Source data
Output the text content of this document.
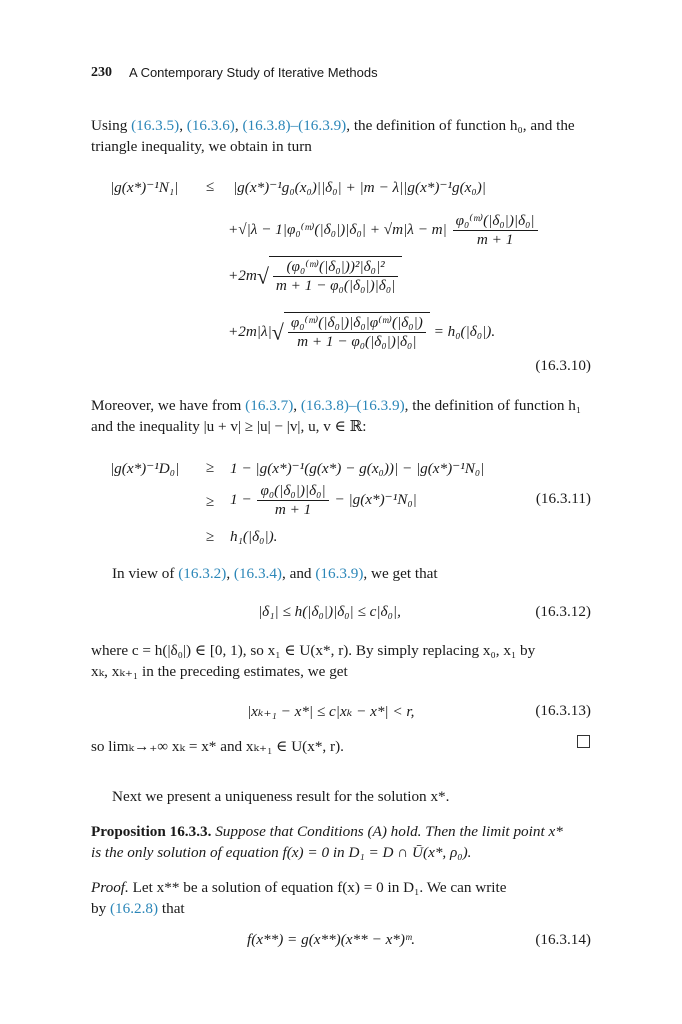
230 A Contemporary Study of Iterative Methods
Using (16.3.5), (16.3.6), (16.3.8)–(16.3.9), the definition of function h₀, and the
triangle inequality, we obtain in turn
|g(x*)⁻¹N₁| ≤ |g(x*)⁻¹g₀(x₀)||δ₀| + |m − λ||g(x*)⁻¹g(x₀)|
+√|λ − 1|φ₀⁽ᵐ⁾(|δ₀|)|δ₀| + $√m|\lambda - m| \frac{\text{φ₀⁽ᵐ⁾(|δ₀|)|δ₀|}}{m + 1}$
$+2m√ \frac{\text{(φ₀⁽ᵐ⁾(|δ₀|))²|δ₀|²}}{\text{m + 1 − φ₀(|δ₀|)|δ₀|}}$
$+2m|\lambda|√ \frac{\text{φ₀⁽ᵐ⁾(|δ₀|)|δ₀|φ⁽ᵐ⁾(|δ₀|)}}{\text{m + 1 − φ₀(|δ₀|)|δ₀|}} = h_0(|\delta_0|)$.
(16.3.10)
Moreover, we have from (16.3.7), (16.3.8)–(16.3.9), the definition of function h₁
and the inequality |u + v| ≥ |u| − |v|, u, v ∈ ℝ:
|g(x*)⁻¹D₀| ≥ 1 − |g(x*)⁻¹(g(x*) − g(x₀))| − |g(x*)⁻¹N₀|
≥ $1 - \frac{\text{φ₀(|δ₀|)|δ₀|}}{m + 1} - |g(x*)^{-1}N_0|$
≥ h₁(|δ₀|).
(16.3.11)
In view of (16.3.2), (16.3.4), and (16.3.9), we get that
|δ₁| ≤ h(|δ₀|)|δ₀| ≤ c|δ₀|,	(16.3.12)
where c = h(|δ₀|) ∈ [0, 1), so x₁ ∈ U(x*, r). By simply replacing x₀, x₁ by
xₖ, xₖ₊₁ in the preceding estimates, we get
|xₖ₊₁ − x*| ≤ c|xₖ − x*| < r,	(16.3.13)
so limₖ→₊∞ xₖ = x* and xₖ₊₁ ∈ U(x*, r).
Next we present a uniqueness result for the solution x*.
Proposition 16.3.3. Suppose that Conditions (A) hold. Then the limit point x*
is the only solution of equation f(x) = 0 in D₁ = D ∩ Ū(x*, ρ₀).
Proof. Let x** be a solution of equation f(x) = 0 in D₁. We can write
by (16.2.8) that
f(x**) = g(x**)(x** − x*)ᵐ.	(16.3.14)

Stated problem: Search the entries for the word "frac" and pick out every line that holds it.

Complete output:
+√|λ − 1|φ₀⁽ᵐ⁾(|δ₀|)|δ₀| + $√m|\lambda - m| \frac{\text{φ₀⁽ᵐ⁾(|δ₀|)|δ₀|}}{m + 1}$
$+2m√ \frac{\text{(φ₀⁽ᵐ⁾(|δ₀|))²|δ₀|²}}{\text{m + 1 − φ₀(|δ₀|)|δ₀|}}$
$+2m|\lambda|√ \frac{\text{φ₀⁽ᵐ⁾(|δ₀|)|δ₀|φ⁽ᵐ⁾(|δ₀|)}}{\text{m + 1 − φ₀(|δ₀|)|δ₀|}} = h_0(|\delta_0|)$.
≥ $1 - \frac{\text{φ₀(|δ₀|)|δ₀|}}{m + 1} - |g(x*)^{-1}N_0|$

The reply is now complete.